» WHAT TO DO: Each entry below is to be duplicated verbatim.

· · ·

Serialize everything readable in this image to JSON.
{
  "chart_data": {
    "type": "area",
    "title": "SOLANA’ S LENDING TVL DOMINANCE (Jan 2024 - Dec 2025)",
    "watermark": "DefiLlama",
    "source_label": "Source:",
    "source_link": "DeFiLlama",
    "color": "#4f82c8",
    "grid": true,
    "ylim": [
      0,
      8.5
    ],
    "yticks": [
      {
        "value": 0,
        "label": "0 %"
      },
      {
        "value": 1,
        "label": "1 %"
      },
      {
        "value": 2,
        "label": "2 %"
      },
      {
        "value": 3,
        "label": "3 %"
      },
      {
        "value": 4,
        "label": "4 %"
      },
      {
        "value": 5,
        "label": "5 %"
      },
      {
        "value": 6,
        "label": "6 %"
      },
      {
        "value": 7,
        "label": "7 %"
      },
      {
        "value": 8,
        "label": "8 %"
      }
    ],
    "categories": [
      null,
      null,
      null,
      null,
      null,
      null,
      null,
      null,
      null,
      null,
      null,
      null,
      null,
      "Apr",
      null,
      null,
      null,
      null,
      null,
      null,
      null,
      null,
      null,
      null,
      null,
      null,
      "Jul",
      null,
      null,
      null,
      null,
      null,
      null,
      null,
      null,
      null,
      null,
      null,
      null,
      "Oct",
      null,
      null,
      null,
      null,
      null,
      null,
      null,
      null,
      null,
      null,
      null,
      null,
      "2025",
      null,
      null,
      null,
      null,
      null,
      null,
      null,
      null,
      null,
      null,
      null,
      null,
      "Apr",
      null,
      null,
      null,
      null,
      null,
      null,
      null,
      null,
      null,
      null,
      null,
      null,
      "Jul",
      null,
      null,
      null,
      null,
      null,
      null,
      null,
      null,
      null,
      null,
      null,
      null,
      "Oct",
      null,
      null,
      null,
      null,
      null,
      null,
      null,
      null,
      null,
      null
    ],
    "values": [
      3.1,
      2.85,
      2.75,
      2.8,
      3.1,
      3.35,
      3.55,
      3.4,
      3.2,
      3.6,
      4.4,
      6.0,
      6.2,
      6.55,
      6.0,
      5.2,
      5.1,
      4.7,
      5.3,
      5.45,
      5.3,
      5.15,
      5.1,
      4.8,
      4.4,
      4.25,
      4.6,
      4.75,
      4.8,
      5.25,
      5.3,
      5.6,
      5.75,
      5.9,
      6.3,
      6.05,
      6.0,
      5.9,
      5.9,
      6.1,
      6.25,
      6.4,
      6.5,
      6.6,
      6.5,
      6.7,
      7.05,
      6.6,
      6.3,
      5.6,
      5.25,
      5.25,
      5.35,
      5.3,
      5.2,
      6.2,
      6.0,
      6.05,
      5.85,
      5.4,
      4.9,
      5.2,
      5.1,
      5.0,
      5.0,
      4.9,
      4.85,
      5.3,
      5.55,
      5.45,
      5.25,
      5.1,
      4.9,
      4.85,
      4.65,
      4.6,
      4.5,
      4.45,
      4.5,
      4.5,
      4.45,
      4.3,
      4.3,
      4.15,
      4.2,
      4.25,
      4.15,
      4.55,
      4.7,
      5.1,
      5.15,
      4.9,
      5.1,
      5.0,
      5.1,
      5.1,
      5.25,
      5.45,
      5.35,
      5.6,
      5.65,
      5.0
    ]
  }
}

· · ·

» SOLUTION TO THIS PROBLEM:
Serialize everything readable in this image to JSON.
{
  "chart_data": {
    "type": "area",
    "title": "SOLANA’ S LENDING TVL DOMINANCE (Jan 2024 - Dec 2025)",
    "watermark": "DefiLlama",
    "source_label": "Source:",
    "source_link": "DeFiLlama",
    "color": "#4f82c8",
    "grid": true,
    "ylim": [
      0,
      8.5
    ],
    "yticks": [
      {
        "value": 0,
        "label": "0 %"
      },
      {
        "value": 1,
        "label": "1 %"
      },
      {
        "value": 2,
        "label": "2 %"
      },
      {
        "value": 3,
        "label": "3 %"
      },
      {
        "value": 4,
        "label": "4 %"
      },
      {
        "value": 5,
        "label": "5 %"
      },
      {
        "value": 6,
        "label": "6 %"
      },
      {
        "value": 7,
        "label": "7 %"
      },
      {
        "value": 8,
        "label": "8 %"
      }
    ],
    "categories": [
      null,
      null,
      null,
      null,
      null,
      null,
      null,
      null,
      null,
      null,
      null,
      null,
      null,
      "Apr",
      null,
      null,
      null,
      null,
      null,
      null,
      null,
      null,
      null,
      null,
      null,
      null,
      "Jul",
      null,
      null,
      null,
      null,
      null,
      null,
      null,
      null,
      null,
      null,
      null,
      null,
      "Oct",
      null,
      null,
      null,
      null,
      null,
      null,
      null,
      null,
      null,
      null,
      null,
      null,
      "2025",
      null,
      null,
      null,
      null,
      null,
      null,
      null,
      null,
      null,
      null,
      null,
      null,
      "Apr",
      null,
      null,
      null,
      null,
      null,
      null,
      null,
      null,
      null,
      null,
      null,
      null,
      "Jul",
      null,
      null,
      null,
      null,
      null,
      null,
      null,
      null,
      null,
      null,
      null,
      null,
      "Oct",
      null,
      null,
      null,
      null,
      null,
      null,
      null,
      null,
      null,
      null
    ],
    "values": [
      3.1,
      2.85,
      2.75,
      2.8,
      3.1,
      3.35,
      3.55,
      3.4,
      3.2,
      3.6,
      4.4,
      6.0,
      6.2,
      6.55,
      6.0,
      5.2,
      5.1,
      4.7,
      5.3,
      5.45,
      5.3,
      5.15,
      5.1,
      4.8,
      4.4,
      4.25,
      4.6,
      4.75,
      4.8,
      5.25,
      5.3,
      5.6,
      5.75,
      5.9,
      6.3,
      6.05,
      6.0,
      5.9,
      5.9,
      6.1,
      6.25,
      6.4,
      6.5,
      6.6,
      6.5,
      6.7,
      7.05,
      6.6,
      6.3,
      5.6,
      5.25,
      5.25,
      5.35,
      5.3,
      5.2,
      6.2,
      6.0,
      6.05,
      5.85,
      5.4,
      4.9,
      5.2,
      5.1,
      5.0,
      5.0,
      4.9,
      4.85,
      5.3,
      5.55,
      5.45,
      5.25,
      5.1,
      4.9,
      4.85,
      4.65,
      4.6,
      4.5,
      4.45,
      4.5,
      4.5,
      4.45,
      4.3,
      4.3,
      4.15,
      4.2,
      4.25,
      4.15,
      4.55,
      4.7,
      5.1,
      5.15,
      4.9,
      5.1,
      5.0,
      5.1,
      5.1,
      5.25,
      5.45,
      5.35,
      5.6,
      5.65,
      5.0
    ]
  }
}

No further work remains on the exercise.